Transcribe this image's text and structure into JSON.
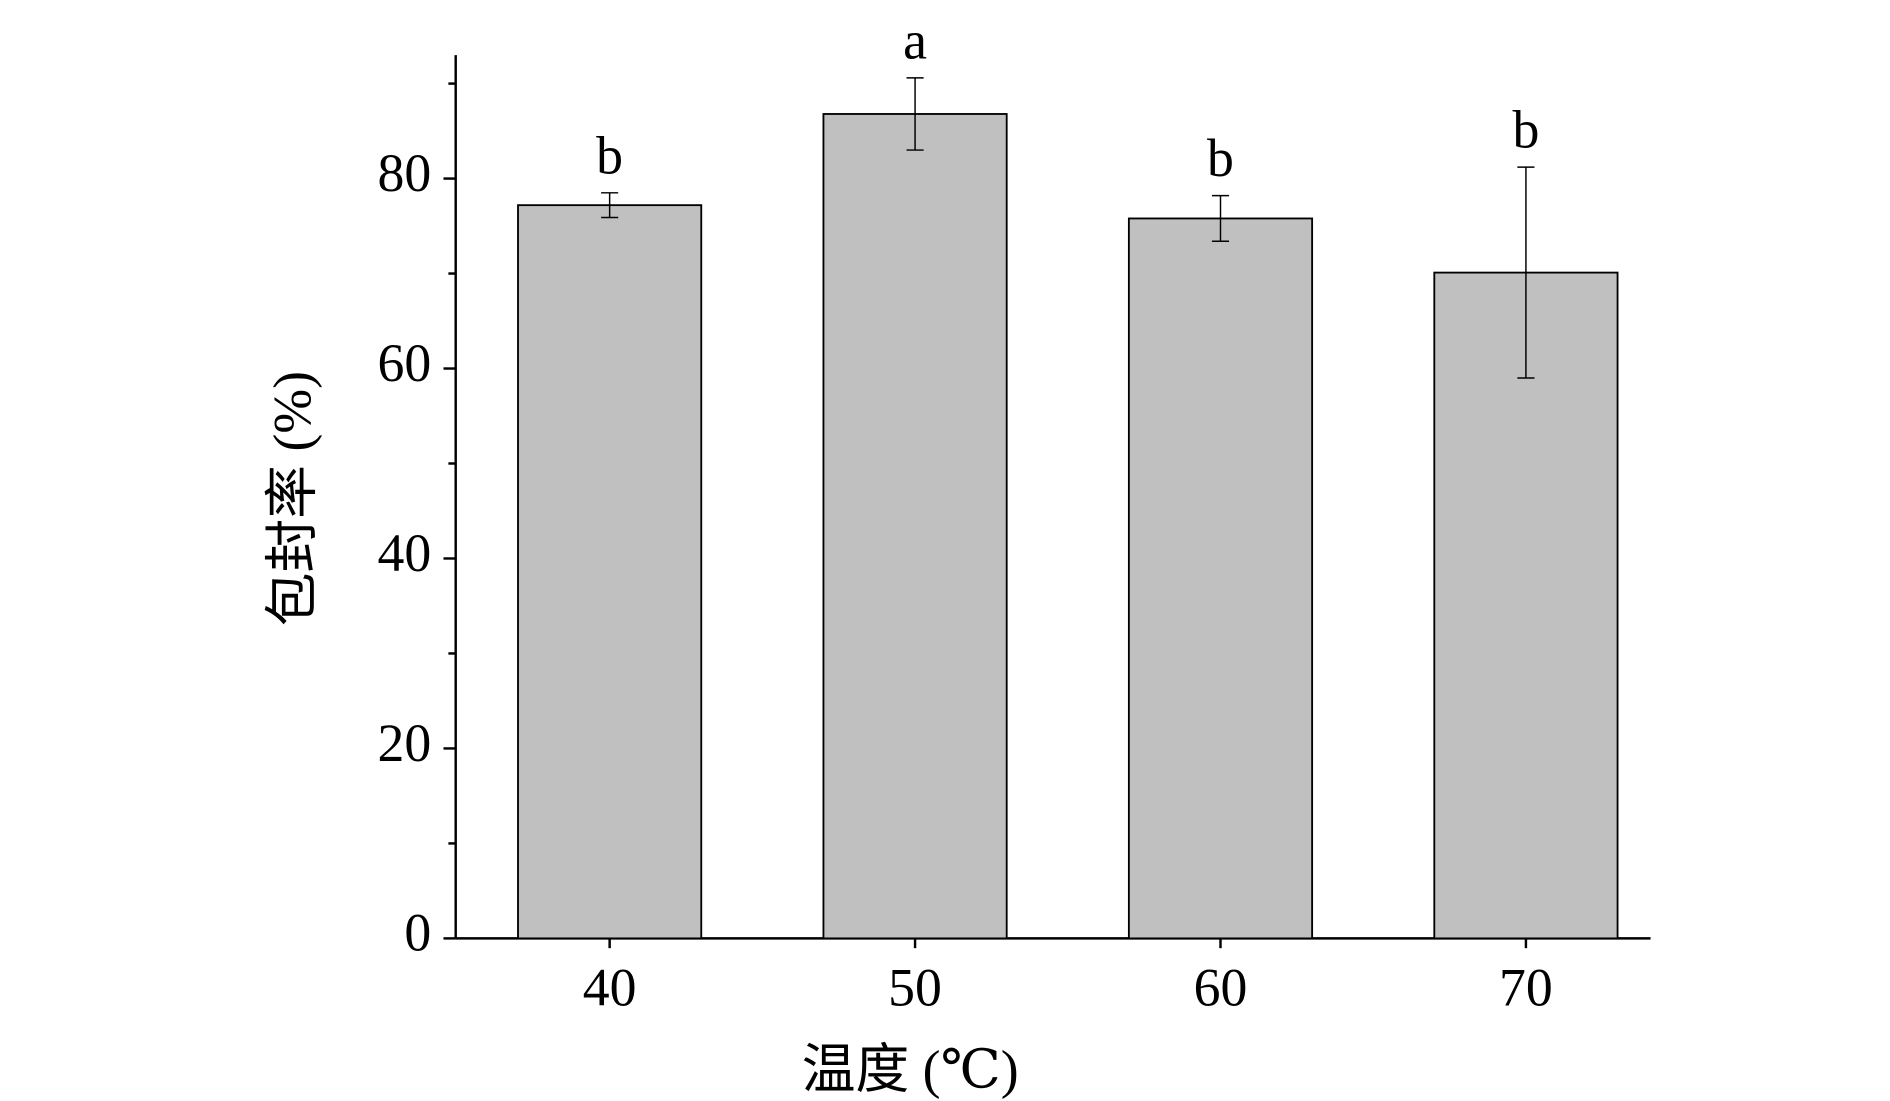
{
  "chart_data": {
    "type": "bar",
    "x_label": "温度 (℃)",
    "y_label": "包封率 (%)",
    "categories": [
      "40",
      "50",
      "60",
      "70"
    ],
    "values": [
      77.2,
      86.8,
      75.8,
      70.1
    ],
    "errors": [
      1.3,
      3.8,
      2.4,
      11.1
    ],
    "annotations": [
      "b",
      "a",
      "b",
      "b"
    ],
    "color": "#c0c0c0",
    "ylim": [
      0,
      93
    ],
    "yticks": [
      0,
      20,
      40,
      60,
      80
    ],
    "yminorticks": [
      10,
      30,
      50,
      70,
      90
    ],
    "grid": false
  }
}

> **Problem**:
Without the images, write out each line of the data verbatim.

> **Written answer**:
Transcribe this image's text and structure into JSON.
{
  "chart_data": {
    "type": "bar",
    "x_label": "温度 (℃)",
    "y_label": "包封率 (%)",
    "categories": [
      "40",
      "50",
      "60",
      "70"
    ],
    "values": [
      77.2,
      86.8,
      75.8,
      70.1
    ],
    "errors": [
      1.3,
      3.8,
      2.4,
      11.1
    ],
    "annotations": [
      "b",
      "a",
      "b",
      "b"
    ],
    "color": "#c0c0c0",
    "ylim": [
      0,
      93
    ],
    "yticks": [
      0,
      20,
      40,
      60,
      80
    ],
    "yminorticks": [
      10,
      30,
      50,
      70,
      90
    ],
    "grid": false
  }
}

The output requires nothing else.